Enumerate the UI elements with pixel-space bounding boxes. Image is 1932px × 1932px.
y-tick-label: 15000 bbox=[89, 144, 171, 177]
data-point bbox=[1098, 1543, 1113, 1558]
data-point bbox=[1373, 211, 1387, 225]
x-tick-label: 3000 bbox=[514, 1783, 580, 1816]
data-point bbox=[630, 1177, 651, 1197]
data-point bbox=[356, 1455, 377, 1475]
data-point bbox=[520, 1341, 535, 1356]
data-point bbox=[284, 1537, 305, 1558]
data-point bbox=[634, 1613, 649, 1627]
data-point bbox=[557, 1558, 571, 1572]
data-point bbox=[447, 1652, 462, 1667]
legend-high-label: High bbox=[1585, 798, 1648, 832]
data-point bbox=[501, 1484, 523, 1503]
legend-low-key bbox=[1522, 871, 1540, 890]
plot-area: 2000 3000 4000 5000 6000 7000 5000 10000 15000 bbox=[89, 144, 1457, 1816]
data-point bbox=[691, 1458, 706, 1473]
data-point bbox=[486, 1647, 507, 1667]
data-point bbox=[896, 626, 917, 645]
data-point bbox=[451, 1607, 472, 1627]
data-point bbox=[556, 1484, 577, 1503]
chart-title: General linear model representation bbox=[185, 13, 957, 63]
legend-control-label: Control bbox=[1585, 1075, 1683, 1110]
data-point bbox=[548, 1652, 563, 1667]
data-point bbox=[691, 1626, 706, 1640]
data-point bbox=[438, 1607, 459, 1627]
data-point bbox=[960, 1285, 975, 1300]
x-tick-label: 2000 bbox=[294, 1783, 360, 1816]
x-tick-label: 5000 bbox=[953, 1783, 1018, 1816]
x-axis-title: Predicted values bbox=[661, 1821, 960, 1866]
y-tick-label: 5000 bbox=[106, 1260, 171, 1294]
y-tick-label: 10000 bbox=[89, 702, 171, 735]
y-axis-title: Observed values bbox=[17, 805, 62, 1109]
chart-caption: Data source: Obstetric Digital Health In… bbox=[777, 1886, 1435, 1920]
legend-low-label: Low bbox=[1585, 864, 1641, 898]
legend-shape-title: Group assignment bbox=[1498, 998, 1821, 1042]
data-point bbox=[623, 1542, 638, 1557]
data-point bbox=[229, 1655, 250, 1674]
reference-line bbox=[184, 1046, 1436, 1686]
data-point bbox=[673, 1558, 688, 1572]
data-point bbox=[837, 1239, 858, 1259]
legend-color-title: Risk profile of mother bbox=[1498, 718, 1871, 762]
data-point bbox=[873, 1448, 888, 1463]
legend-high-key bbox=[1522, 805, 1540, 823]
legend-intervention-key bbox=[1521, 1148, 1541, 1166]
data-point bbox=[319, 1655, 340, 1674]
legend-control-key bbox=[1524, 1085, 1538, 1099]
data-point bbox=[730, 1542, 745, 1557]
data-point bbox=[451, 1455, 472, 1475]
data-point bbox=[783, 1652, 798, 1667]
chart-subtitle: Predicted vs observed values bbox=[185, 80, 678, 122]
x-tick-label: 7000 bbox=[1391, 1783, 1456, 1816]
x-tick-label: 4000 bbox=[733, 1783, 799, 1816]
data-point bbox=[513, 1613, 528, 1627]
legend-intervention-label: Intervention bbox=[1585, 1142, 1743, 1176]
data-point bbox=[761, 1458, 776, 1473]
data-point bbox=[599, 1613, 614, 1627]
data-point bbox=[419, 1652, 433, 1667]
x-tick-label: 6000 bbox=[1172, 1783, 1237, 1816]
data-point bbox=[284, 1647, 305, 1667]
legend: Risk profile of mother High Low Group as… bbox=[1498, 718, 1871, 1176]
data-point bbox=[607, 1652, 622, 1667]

# # # # # # #

### WHAT NEEDS TO BE DONE
Lay out every line of the items above as a Markdown table with the columns Row and Text. Give each line its own numbered row and omit blank lines.

### WRITTEN ANSWER
| Row | Text |
|---|---|
| 1 | Enumerate the UI elements with pixel-space bounding boxes. Image is 1932px × 1932px. |
| 2 | y-tick-label: 15000 bbox=[89, 144, 171, 177] |
| 3 | data-point bbox=[1098, 1543, 1113, 1558] |
| 4 | data-point bbox=[1373, 211, 1387, 225] |
| 5 | x-tick-label: 3000 bbox=[514, 1783, 580, 1816] |
| 6 | data-point bbox=[630, 1177, 651, 1197] |
| 7 | data-point bbox=[356, 1455, 377, 1475] |
| 8 | data-point bbox=[520, 1341, 535, 1356] |
| 9 | data-point bbox=[284, 1537, 305, 1558] |
| 10 | data-point bbox=[634, 1613, 649, 1627] |
| 11 | data-point bbox=[557, 1558, 571, 1572] |
| 12 | data-point bbox=[447, 1652, 462, 1667] |
| 13 | legend-high-label: High bbox=[1585, 798, 1648, 832] |
| 14 | data-point bbox=[501, 1484, 523, 1503] |
| 15 | legend-low-key bbox=[1522, 871, 1540, 890] |
| 16 | plot-area: 2000 3000 4000 5000 6000 7000 5000 10000 15000 bbox=[89, 144, 1457, 1816] |
| 17 | data-point bbox=[691, 1458, 706, 1473] |
| 18 | data-point bbox=[486, 1647, 507, 1667] |
| 19 | data-point bbox=[896, 626, 917, 645] |
| 20 | data-point bbox=[451, 1607, 472, 1627] |
| 21 | data-point bbox=[556, 1484, 577, 1503] |
| 22 | chart-title: General linear model representation bbox=[185, 13, 957, 63] |
| 23 | legend-control-label: Control bbox=[1585, 1075, 1683, 1110] |
| 24 | data-point bbox=[548, 1652, 563, 1667] |
| 25 | data-point bbox=[691, 1626, 706, 1640] |
| 26 | data-point bbox=[438, 1607, 459, 1627] |
| 27 | data-point bbox=[960, 1285, 975, 1300] |
| 28 | x-tick-label: 2000 bbox=[294, 1783, 360, 1816] |
| 29 | x-tick-label: 5000 bbox=[953, 1783, 1018, 1816] |
| 30 | x-axis-title: Predicted values bbox=[661, 1821, 960, 1866] |
| 31 | y-tick-label: 5000 bbox=[106, 1260, 171, 1294] |
| 32 | y-tick-label: 10000 bbox=[89, 702, 171, 735] |
| 33 | y-axis-title: Observed values bbox=[17, 805, 62, 1109] |
| 34 | chart-caption: Data source: Obstetric Digital Health In… bbox=[777, 1886, 1435, 1920] |
| 35 | legend-low-label: Low bbox=[1585, 864, 1641, 898] |
| 36 | legend-shape-title: Group assignment bbox=[1498, 998, 1821, 1042] |
| 37 | data-point bbox=[623, 1542, 638, 1557] |
| 38 | data-point bbox=[229, 1655, 250, 1674] |
| 39 | reference-line bbox=[184, 1046, 1436, 1686] |
| 40 | data-point bbox=[673, 1558, 688, 1572] |
| 41 | data-point bbox=[837, 1239, 858, 1259] |
| 42 | legend-color-title: Risk profile of mother bbox=[1498, 718, 1871, 762] |
| 43 | data-point bbox=[873, 1448, 888, 1463] |
| 44 | legend-high-key bbox=[1522, 805, 1540, 823] |
| 45 | legend-intervention-key bbox=[1521, 1148, 1541, 1166] |
| 46 | data-point bbox=[319, 1655, 340, 1674] |
| 47 | legend-control-key bbox=[1524, 1085, 1538, 1099] |
| 48 | data-point bbox=[730, 1542, 745, 1557] |
| 49 | data-point bbox=[451, 1455, 472, 1475] |
| 50 | data-point bbox=[783, 1652, 798, 1667] |
| 51 | chart-subtitle: Predicted vs observed values bbox=[185, 80, 678, 122] |
| 52 | x-tick-label: 7000 bbox=[1391, 1783, 1456, 1816] |
| 53 | x-tick-label: 4000 bbox=[733, 1783, 799, 1816] |
| 54 | data-point bbox=[513, 1613, 528, 1627] |
| 55 | legend-intervention-label: Intervention bbox=[1585, 1142, 1743, 1176] |
| 56 | data-point bbox=[761, 1458, 776, 1473] |
| 57 | data-point bbox=[599, 1613, 614, 1627] |
| 58 | data-point bbox=[419, 1652, 433, 1667] |
| 59 | x-tick-label: 6000 bbox=[1172, 1783, 1237, 1816] |
| 60 | data-point bbox=[284, 1647, 305, 1667] |
| 61 | legend: Risk profile of mother High Low Group as… bbox=[1498, 718, 1871, 1176] |
| 62 | data-point bbox=[607, 1652, 622, 1667] |